* [Work instructions]:
Type out the records that follow, exactly as given.

* [Records to process]:

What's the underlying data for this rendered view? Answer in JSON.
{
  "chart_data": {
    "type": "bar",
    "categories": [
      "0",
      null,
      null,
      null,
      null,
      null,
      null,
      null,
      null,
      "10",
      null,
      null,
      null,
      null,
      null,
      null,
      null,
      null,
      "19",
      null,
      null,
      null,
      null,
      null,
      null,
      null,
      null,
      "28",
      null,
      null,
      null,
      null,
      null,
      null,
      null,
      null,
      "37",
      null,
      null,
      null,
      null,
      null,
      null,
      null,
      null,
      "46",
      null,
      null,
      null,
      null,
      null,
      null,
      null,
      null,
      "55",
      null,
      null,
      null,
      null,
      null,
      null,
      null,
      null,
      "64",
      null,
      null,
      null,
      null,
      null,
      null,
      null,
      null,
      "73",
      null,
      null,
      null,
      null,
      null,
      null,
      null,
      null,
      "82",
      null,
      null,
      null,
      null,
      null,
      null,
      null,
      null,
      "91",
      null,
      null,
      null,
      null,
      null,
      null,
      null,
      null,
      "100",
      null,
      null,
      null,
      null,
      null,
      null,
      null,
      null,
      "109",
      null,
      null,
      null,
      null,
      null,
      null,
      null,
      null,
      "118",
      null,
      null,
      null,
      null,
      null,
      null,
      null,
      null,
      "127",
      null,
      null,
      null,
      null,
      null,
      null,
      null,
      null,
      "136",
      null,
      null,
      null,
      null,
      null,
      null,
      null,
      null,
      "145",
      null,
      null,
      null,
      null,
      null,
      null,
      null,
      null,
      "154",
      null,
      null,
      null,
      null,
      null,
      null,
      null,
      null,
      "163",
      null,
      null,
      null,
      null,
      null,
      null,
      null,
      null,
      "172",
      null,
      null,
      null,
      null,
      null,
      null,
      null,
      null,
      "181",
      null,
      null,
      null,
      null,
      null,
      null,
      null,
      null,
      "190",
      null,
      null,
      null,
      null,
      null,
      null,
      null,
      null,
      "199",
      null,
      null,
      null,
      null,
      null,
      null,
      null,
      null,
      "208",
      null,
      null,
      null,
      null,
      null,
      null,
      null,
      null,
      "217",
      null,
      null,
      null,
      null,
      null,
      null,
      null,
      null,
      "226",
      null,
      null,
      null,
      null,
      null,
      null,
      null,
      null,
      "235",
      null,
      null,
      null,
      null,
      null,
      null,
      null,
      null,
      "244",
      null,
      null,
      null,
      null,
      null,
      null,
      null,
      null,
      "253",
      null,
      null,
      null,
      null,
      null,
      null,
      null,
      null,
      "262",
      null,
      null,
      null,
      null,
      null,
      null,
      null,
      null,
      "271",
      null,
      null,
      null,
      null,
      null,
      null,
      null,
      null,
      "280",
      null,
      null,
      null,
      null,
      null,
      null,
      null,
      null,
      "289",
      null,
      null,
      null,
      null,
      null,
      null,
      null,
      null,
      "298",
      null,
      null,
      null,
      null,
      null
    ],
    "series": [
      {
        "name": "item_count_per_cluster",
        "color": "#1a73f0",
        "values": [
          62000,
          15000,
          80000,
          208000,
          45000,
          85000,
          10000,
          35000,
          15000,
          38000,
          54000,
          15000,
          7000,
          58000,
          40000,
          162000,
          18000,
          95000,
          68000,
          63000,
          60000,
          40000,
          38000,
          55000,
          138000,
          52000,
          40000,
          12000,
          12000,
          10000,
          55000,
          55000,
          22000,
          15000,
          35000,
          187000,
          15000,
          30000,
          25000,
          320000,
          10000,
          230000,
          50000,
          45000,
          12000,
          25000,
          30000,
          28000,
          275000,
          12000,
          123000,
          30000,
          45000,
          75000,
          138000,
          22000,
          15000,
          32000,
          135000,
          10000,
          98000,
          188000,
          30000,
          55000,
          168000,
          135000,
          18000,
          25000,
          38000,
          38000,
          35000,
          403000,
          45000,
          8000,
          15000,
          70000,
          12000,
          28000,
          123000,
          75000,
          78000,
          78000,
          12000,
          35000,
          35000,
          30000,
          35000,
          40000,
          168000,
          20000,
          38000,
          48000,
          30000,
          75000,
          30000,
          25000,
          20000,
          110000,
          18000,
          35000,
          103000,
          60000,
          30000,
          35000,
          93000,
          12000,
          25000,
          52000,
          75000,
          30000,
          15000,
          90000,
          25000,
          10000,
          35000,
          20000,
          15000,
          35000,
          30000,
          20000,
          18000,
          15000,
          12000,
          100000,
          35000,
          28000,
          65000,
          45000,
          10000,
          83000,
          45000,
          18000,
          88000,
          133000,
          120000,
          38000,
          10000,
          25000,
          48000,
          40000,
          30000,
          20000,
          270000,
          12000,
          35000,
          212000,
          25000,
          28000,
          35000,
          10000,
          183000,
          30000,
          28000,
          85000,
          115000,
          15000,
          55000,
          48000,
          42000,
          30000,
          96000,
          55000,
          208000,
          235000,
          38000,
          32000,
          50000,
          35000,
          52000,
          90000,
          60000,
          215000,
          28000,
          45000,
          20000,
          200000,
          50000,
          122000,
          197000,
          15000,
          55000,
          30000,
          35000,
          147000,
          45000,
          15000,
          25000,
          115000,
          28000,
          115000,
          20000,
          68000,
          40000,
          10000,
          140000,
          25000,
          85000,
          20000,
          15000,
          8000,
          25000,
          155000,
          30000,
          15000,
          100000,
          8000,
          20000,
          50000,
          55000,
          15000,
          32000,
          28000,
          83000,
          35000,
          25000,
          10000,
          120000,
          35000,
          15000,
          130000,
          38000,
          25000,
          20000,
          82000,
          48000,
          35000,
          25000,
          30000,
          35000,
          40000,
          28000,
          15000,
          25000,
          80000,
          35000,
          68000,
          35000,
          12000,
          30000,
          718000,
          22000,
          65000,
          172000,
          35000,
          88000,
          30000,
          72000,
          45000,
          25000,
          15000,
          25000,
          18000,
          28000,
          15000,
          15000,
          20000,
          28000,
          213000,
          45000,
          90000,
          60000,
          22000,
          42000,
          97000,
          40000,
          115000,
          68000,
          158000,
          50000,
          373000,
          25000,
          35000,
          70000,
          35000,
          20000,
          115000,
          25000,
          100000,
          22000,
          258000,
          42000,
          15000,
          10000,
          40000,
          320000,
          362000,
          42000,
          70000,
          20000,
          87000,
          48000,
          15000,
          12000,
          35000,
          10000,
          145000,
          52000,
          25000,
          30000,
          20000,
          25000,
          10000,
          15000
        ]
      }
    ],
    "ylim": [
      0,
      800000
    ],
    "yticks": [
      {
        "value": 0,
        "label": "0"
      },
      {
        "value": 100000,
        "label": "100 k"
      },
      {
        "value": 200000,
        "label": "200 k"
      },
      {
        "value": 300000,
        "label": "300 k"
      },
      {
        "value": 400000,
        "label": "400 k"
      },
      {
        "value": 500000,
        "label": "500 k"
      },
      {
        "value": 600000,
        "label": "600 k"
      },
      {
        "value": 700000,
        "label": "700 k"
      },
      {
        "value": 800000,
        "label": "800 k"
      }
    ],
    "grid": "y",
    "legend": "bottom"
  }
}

* [Solution to this exercise]:
What's the underlying data for this rendered view? Answer in JSON.
{
  "chart_data": {
    "type": "bar",
    "categories": [
      "0",
      null,
      null,
      null,
      null,
      null,
      null,
      null,
      null,
      "10",
      null,
      null,
      null,
      null,
      null,
      null,
      null,
      null,
      "19",
      null,
      null,
      null,
      null,
      null,
      null,
      null,
      null,
      "28",
      null,
      null,
      null,
      null,
      null,
      null,
      null,
      null,
      "37",
      null,
      null,
      null,
      null,
      null,
      null,
      null,
      null,
      "46",
      null,
      null,
      null,
      null,
      null,
      null,
      null,
      null,
      "55",
      null,
      null,
      null,
      null,
      null,
      null,
      null,
      null,
      "64",
      null,
      null,
      null,
      null,
      null,
      null,
      null,
      null,
      "73",
      null,
      null,
      null,
      null,
      null,
      null,
      null,
      null,
      "82",
      null,
      null,
      null,
      null,
      null,
      null,
      null,
      null,
      "91",
      null,
      null,
      null,
      null,
      null,
      null,
      null,
      null,
      "100",
      null,
      null,
      null,
      null,
      null,
      null,
      null,
      null,
      "109",
      null,
      null,
      null,
      null,
      null,
      null,
      null,
      null,
      "118",
      null,
      null,
      null,
      null,
      null,
      null,
      null,
      null,
      "127",
      null,
      null,
      null,
      null,
      null,
      null,
      null,
      null,
      "136",
      null,
      null,
      null,
      null,
      null,
      null,
      null,
      null,
      "145",
      null,
      null,
      null,
      null,
      null,
      null,
      null,
      null,
      "154",
      null,
      null,
      null,
      null,
      null,
      null,
      null,
      null,
      "163",
      null,
      null,
      null,
      null,
      null,
      null,
      null,
      null,
      "172",
      null,
      null,
      null,
      null,
      null,
      null,
      null,
      null,
      "181",
      null,
      null,
      null,
      null,
      null,
      null,
      null,
      null,
      "190",
      null,
      null,
      null,
      null,
      null,
      null,
      null,
      null,
      "199",
      null,
      null,
      null,
      null,
      null,
      null,
      null,
      null,
      "208",
      null,
      null,
      null,
      null,
      null,
      null,
      null,
      null,
      "217",
      null,
      null,
      null,
      null,
      null,
      null,
      null,
      null,
      "226",
      null,
      null,
      null,
      null,
      null,
      null,
      null,
      null,
      "235",
      null,
      null,
      null,
      null,
      null,
      null,
      null,
      null,
      "244",
      null,
      null,
      null,
      null,
      null,
      null,
      null,
      null,
      "253",
      null,
      null,
      null,
      null,
      null,
      null,
      null,
      null,
      "262",
      null,
      null,
      null,
      null,
      null,
      null,
      null,
      null,
      "271",
      null,
      null,
      null,
      null,
      null,
      null,
      null,
      null,
      "280",
      null,
      null,
      null,
      null,
      null,
      null,
      null,
      null,
      "289",
      null,
      null,
      null,
      null,
      null,
      null,
      null,
      null,
      "298",
      null,
      null,
      null,
      null,
      null
    ],
    "series": [
      {
        "name": "item_count_per_cluster",
        "color": "#1a73f0",
        "values": [
          62000,
          15000,
          80000,
          208000,
          45000,
          85000,
          10000,
          35000,
          15000,
          38000,
          54000,
          15000,
          7000,
          58000,
          40000,
          162000,
          18000,
          95000,
          68000,
          63000,
          60000,
          40000,
          38000,
          55000,
          138000,
          52000,
          40000,
          12000,
          12000,
          10000,
          55000,
          55000,
          22000,
          15000,
          35000,
          187000,
          15000,
          30000,
          25000,
          320000,
          10000,
          230000,
          50000,
          45000,
          12000,
          25000,
          30000,
          28000,
          275000,
          12000,
          123000,
          30000,
          45000,
          75000,
          138000,
          22000,
          15000,
          32000,
          135000,
          10000,
          98000,
          188000,
          30000,
          55000,
          168000,
          135000,
          18000,
          25000,
          38000,
          38000,
          35000,
          403000,
          45000,
          8000,
          15000,
          70000,
          12000,
          28000,
          123000,
          75000,
          78000,
          78000,
          12000,
          35000,
          35000,
          30000,
          35000,
          40000,
          168000,
          20000,
          38000,
          48000,
          30000,
          75000,
          30000,
          25000,
          20000,
          110000,
          18000,
          35000,
          103000,
          60000,
          30000,
          35000,
          93000,
          12000,
          25000,
          52000,
          75000,
          30000,
          15000,
          90000,
          25000,
          10000,
          35000,
          20000,
          15000,
          35000,
          30000,
          20000,
          18000,
          15000,
          12000,
          100000,
          35000,
          28000,
          65000,
          45000,
          10000,
          83000,
          45000,
          18000,
          88000,
          133000,
          120000,
          38000,
          10000,
          25000,
          48000,
          40000,
          30000,
          20000,
          270000,
          12000,
          35000,
          212000,
          25000,
          28000,
          35000,
          10000,
          183000,
          30000,
          28000,
          85000,
          115000,
          15000,
          55000,
          48000,
          42000,
          30000,
          96000,
          55000,
          208000,
          235000,
          38000,
          32000,
          50000,
          35000,
          52000,
          90000,
          60000,
          215000,
          28000,
          45000,
          20000,
          200000,
          50000,
          122000,
          197000,
          15000,
          55000,
          30000,
          35000,
          147000,
          45000,
          15000,
          25000,
          115000,
          28000,
          115000,
          20000,
          68000,
          40000,
          10000,
          140000,
          25000,
          85000,
          20000,
          15000,
          8000,
          25000,
          155000,
          30000,
          15000,
          100000,
          8000,
          20000,
          50000,
          55000,
          15000,
          32000,
          28000,
          83000,
          35000,
          25000,
          10000,
          120000,
          35000,
          15000,
          130000,
          38000,
          25000,
          20000,
          82000,
          48000,
          35000,
          25000,
          30000,
          35000,
          40000,
          28000,
          15000,
          25000,
          80000,
          35000,
          68000,
          35000,
          12000,
          30000,
          718000,
          22000,
          65000,
          172000,
          35000,
          88000,
          30000,
          72000,
          45000,
          25000,
          15000,
          25000,
          18000,
          28000,
          15000,
          15000,
          20000,
          28000,
          213000,
          45000,
          90000,
          60000,
          22000,
          42000,
          97000,
          40000,
          115000,
          68000,
          158000,
          50000,
          373000,
          25000,
          35000,
          70000,
          35000,
          20000,
          115000,
          25000,
          100000,
          22000,
          258000,
          42000,
          15000,
          10000,
          40000,
          320000,
          362000,
          42000,
          70000,
          20000,
          87000,
          48000,
          15000,
          12000,
          35000,
          10000,
          145000,
          52000,
          25000,
          30000,
          20000,
          25000,
          10000,
          15000
        ]
      }
    ],
    "ylim": [
      0,
      800000
    ],
    "yticks": [
      {
        "value": 0,
        "label": "0"
      },
      {
        "value": 100000,
        "label": "100 k"
      },
      {
        "value": 200000,
        "label": "200 k"
      },
      {
        "value": 300000,
        "label": "300 k"
      },
      {
        "value": 400000,
        "label": "400 k"
      },
      {
        "value": 500000,
        "label": "500 k"
      },
      {
        "value": 600000,
        "label": "600 k"
      },
      {
        "value": 700000,
        "label": "700 k"
      },
      {
        "value": 800000,
        "label": "800 k"
      }
    ],
    "grid": "y",
    "legend": "bottom"
  }
}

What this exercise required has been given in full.